- [Work to do]: Provide only the number of lines in the data below that contain the word "screenshot".
================================
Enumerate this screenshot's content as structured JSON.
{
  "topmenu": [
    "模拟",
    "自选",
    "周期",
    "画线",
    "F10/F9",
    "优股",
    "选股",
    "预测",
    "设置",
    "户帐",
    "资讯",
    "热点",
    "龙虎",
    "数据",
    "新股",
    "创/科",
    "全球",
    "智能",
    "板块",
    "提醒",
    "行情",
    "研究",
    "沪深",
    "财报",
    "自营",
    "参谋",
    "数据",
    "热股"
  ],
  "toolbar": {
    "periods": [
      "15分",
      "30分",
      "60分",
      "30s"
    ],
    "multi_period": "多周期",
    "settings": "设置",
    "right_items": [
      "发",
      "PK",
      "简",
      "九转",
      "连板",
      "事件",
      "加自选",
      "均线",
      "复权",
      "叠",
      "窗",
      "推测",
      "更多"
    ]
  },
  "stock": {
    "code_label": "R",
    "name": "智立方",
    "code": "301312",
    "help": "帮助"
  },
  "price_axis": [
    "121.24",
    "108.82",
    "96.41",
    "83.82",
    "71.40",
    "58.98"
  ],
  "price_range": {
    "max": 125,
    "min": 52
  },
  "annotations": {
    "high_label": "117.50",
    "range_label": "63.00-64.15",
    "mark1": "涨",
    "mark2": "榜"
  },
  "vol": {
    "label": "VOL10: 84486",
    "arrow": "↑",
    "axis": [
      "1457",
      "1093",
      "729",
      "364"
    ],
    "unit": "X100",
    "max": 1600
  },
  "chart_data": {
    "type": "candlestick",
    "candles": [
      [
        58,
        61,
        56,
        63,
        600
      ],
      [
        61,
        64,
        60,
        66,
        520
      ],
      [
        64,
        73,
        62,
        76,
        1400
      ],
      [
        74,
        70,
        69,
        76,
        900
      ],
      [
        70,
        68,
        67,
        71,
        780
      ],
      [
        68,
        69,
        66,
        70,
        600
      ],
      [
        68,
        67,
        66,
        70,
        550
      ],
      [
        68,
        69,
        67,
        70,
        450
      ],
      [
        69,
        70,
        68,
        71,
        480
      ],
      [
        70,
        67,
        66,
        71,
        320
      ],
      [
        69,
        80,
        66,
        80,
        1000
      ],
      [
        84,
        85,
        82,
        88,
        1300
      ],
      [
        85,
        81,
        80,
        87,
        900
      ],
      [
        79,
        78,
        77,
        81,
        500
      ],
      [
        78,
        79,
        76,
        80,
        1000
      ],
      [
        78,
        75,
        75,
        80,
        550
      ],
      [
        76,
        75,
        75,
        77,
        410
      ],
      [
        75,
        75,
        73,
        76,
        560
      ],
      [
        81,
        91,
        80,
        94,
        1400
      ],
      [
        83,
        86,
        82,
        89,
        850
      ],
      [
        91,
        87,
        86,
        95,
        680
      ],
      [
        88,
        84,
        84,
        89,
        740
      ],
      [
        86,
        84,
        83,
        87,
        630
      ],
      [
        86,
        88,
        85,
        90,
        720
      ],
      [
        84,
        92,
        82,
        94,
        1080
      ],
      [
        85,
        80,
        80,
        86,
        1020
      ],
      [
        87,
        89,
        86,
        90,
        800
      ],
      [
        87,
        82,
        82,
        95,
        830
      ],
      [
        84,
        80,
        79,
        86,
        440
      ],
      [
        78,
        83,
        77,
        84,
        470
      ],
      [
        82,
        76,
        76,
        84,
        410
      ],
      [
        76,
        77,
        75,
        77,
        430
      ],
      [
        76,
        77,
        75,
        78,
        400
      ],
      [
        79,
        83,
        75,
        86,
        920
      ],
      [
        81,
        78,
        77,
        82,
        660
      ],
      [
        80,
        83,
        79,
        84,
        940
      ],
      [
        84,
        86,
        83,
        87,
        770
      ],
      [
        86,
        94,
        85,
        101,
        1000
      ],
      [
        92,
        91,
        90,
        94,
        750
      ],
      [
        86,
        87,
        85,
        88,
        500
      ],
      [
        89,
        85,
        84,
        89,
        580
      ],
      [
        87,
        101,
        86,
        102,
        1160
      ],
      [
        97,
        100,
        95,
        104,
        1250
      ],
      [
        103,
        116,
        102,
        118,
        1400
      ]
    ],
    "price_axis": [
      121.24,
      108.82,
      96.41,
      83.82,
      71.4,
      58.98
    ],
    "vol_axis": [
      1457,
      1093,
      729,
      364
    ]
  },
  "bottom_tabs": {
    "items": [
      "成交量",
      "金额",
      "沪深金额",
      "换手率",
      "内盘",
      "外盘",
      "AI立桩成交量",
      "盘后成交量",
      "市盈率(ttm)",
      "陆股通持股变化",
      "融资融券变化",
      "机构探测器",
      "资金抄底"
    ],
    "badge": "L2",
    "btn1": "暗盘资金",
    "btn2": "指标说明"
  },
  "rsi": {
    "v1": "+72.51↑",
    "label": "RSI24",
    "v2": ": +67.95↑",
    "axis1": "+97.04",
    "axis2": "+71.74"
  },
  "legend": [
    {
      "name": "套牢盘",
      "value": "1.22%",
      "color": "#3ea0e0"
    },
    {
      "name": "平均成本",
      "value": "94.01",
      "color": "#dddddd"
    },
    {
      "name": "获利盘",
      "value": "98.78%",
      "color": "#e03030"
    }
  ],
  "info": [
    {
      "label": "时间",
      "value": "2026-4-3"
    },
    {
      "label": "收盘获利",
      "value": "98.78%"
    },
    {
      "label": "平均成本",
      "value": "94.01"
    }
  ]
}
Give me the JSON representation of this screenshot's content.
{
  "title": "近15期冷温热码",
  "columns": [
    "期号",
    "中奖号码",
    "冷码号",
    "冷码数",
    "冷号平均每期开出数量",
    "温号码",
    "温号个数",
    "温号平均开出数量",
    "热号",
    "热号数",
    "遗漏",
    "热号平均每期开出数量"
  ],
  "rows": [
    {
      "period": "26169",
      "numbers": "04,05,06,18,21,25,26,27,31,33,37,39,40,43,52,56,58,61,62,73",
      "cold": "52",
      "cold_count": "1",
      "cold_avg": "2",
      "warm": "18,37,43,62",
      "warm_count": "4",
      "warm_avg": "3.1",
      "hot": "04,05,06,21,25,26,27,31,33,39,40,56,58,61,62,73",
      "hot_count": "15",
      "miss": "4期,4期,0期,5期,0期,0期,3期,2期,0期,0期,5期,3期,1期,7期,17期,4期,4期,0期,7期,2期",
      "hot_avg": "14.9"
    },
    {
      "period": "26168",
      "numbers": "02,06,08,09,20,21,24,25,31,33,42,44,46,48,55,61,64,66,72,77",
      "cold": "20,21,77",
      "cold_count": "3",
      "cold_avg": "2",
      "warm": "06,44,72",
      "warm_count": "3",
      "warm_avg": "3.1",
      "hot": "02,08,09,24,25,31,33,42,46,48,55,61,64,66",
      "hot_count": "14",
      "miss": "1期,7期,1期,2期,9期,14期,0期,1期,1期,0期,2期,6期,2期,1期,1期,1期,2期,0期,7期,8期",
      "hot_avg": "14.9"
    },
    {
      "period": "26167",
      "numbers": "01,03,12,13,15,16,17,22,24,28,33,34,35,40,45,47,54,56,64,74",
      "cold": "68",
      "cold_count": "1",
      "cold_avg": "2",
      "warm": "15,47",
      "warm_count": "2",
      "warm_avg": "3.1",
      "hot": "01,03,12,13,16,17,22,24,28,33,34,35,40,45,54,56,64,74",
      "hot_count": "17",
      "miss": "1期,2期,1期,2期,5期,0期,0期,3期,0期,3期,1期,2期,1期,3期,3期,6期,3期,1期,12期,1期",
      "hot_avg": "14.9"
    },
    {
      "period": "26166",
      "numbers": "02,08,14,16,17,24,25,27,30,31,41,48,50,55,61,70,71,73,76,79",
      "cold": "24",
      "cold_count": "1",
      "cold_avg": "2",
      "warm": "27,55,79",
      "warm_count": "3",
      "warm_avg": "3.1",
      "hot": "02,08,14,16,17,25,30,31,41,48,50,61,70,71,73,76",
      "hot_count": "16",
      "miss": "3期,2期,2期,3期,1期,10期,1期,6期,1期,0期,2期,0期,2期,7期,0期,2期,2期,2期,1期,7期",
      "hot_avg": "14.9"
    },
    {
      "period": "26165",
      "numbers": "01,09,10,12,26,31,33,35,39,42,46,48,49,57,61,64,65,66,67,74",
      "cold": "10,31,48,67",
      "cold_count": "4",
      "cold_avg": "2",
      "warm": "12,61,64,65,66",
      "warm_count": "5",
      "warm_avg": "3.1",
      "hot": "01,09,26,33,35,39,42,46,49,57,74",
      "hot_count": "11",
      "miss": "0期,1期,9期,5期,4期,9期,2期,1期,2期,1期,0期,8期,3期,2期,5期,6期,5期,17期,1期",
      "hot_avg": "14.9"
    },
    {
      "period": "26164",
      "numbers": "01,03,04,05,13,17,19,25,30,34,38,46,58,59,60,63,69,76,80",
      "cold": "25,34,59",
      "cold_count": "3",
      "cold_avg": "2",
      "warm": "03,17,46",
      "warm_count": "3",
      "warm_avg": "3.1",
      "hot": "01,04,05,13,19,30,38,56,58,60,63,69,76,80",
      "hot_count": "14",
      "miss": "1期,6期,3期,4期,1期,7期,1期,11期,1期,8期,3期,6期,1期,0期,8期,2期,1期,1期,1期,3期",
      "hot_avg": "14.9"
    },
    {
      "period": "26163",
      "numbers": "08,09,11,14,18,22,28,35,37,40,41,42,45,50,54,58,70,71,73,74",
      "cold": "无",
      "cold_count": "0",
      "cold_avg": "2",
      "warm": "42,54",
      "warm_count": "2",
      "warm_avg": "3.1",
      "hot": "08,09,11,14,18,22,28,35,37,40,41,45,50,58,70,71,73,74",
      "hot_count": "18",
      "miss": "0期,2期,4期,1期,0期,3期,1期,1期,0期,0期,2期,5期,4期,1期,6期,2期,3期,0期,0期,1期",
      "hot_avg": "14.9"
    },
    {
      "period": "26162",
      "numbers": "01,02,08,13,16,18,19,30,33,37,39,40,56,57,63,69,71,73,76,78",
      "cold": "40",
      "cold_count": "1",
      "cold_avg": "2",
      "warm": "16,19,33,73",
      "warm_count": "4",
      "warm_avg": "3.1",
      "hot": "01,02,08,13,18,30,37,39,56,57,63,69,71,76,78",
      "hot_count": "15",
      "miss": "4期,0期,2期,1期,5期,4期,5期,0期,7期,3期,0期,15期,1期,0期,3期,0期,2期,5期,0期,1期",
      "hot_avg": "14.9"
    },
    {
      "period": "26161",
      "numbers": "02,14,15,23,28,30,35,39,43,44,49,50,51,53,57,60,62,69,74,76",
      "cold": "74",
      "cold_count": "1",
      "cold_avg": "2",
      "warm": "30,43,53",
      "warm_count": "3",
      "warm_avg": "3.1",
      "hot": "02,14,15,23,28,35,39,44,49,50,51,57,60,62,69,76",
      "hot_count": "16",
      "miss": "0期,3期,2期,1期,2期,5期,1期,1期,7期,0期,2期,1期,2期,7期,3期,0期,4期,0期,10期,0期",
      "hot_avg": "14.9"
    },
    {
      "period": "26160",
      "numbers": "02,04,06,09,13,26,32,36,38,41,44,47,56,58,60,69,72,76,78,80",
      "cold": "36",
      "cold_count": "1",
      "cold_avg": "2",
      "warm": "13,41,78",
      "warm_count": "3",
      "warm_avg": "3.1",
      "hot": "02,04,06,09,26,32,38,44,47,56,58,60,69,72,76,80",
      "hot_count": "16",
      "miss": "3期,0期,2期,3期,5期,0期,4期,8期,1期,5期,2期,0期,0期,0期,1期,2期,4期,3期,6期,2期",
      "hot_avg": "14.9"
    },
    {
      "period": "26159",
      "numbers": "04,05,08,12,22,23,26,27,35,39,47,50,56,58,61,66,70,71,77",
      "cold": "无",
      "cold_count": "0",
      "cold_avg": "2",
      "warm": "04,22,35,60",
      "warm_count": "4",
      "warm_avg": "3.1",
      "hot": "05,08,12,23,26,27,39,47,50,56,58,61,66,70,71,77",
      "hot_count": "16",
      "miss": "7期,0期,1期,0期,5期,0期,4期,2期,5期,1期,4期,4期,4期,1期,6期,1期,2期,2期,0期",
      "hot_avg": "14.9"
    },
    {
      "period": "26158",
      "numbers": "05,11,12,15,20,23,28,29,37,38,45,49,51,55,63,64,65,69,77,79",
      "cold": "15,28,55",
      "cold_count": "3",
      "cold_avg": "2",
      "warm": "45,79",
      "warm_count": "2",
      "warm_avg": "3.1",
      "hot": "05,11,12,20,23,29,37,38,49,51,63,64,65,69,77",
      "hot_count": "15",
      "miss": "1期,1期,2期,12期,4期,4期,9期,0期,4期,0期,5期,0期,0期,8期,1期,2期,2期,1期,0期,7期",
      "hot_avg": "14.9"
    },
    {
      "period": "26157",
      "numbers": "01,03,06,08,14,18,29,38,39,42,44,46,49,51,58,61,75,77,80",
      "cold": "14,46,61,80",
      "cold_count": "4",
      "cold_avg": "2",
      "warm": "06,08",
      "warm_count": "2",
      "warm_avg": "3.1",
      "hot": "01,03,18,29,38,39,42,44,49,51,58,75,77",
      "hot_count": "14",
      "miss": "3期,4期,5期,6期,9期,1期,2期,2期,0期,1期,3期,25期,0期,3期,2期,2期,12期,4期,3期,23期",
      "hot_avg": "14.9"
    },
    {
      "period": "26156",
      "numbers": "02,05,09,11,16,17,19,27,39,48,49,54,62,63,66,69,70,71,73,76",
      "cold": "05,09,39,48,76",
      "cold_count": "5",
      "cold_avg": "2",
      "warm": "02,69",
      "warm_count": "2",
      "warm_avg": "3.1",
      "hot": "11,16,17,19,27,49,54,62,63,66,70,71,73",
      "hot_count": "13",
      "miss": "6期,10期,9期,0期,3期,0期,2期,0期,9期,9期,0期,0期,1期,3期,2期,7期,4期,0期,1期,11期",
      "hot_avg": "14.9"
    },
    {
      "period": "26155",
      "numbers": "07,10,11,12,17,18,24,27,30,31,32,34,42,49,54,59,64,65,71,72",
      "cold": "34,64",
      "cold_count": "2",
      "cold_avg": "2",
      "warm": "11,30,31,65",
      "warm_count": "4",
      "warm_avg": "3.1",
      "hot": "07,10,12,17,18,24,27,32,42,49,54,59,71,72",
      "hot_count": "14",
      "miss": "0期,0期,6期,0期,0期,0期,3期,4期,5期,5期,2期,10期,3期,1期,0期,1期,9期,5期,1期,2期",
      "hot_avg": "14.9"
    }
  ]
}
================================
- [Full output]: 2